▶ **Instructions for the task**: Copy out, verbatim, the lines of the items from the first line through the line containing "capital-slider[interactable] [49,387,419,405]", including both.

Dataset entries:
>> BEGIN
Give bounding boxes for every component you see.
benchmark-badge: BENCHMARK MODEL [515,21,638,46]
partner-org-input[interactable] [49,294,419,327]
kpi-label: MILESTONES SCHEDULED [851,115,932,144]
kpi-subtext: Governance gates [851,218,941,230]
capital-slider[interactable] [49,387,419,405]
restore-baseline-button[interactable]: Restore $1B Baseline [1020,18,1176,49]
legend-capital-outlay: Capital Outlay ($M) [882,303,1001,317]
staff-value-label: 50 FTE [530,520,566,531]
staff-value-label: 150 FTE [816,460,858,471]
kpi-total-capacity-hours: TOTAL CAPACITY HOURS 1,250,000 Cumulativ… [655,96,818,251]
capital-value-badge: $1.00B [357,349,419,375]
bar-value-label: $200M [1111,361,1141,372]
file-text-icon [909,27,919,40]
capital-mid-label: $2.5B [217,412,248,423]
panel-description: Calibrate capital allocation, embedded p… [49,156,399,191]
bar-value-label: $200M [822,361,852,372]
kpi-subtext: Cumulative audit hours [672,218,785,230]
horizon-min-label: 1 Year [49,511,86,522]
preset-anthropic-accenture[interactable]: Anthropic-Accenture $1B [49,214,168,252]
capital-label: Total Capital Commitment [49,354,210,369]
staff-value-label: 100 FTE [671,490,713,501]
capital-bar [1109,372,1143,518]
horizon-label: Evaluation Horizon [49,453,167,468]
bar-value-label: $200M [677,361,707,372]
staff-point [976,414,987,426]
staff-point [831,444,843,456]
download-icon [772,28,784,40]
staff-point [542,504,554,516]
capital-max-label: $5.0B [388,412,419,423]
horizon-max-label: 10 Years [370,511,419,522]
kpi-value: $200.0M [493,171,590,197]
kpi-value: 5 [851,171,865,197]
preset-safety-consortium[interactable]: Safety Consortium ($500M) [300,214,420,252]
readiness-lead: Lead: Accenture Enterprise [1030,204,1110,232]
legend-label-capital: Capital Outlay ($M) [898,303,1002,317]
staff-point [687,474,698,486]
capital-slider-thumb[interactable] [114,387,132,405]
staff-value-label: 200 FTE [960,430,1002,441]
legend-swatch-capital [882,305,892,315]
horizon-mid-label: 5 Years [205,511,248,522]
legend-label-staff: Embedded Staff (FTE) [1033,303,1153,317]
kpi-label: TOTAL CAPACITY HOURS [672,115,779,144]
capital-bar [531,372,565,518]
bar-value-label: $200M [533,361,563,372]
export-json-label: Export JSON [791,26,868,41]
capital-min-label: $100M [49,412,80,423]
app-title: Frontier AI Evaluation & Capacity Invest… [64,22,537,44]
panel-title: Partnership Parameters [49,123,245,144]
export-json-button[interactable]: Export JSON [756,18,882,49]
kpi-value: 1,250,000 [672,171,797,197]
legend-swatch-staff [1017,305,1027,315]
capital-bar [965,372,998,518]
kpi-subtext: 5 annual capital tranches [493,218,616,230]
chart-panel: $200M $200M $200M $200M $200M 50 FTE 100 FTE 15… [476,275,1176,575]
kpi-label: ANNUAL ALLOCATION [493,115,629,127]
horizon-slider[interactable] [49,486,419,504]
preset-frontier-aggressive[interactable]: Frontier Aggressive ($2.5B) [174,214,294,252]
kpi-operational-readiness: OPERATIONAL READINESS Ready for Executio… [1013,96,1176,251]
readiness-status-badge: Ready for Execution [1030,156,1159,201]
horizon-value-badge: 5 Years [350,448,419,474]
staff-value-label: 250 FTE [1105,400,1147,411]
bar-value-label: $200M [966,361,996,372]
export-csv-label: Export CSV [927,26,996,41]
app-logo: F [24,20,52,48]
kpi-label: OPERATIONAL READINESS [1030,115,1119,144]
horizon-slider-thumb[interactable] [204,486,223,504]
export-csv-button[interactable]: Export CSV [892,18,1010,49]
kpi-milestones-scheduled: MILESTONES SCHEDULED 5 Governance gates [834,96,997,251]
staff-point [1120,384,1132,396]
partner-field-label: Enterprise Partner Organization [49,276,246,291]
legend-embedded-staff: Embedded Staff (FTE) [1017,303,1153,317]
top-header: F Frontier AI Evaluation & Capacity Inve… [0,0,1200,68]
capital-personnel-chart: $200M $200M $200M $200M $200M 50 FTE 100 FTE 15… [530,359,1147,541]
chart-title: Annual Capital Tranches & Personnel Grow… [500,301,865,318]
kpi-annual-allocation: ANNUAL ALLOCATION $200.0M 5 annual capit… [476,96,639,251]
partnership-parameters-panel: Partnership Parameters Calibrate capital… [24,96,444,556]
>> END
▶ **Expected output**:
Give bounding boxes for every component you see.
benchmark-badge: BENCHMARK MODEL [515,21,638,46]
partner-org-input[interactable] [49,294,419,327]
kpi-label: MILESTONES SCHEDULED [851,115,932,144]
kpi-subtext: Governance gates [851,218,941,230]
capital-slider[interactable] [49,387,419,405]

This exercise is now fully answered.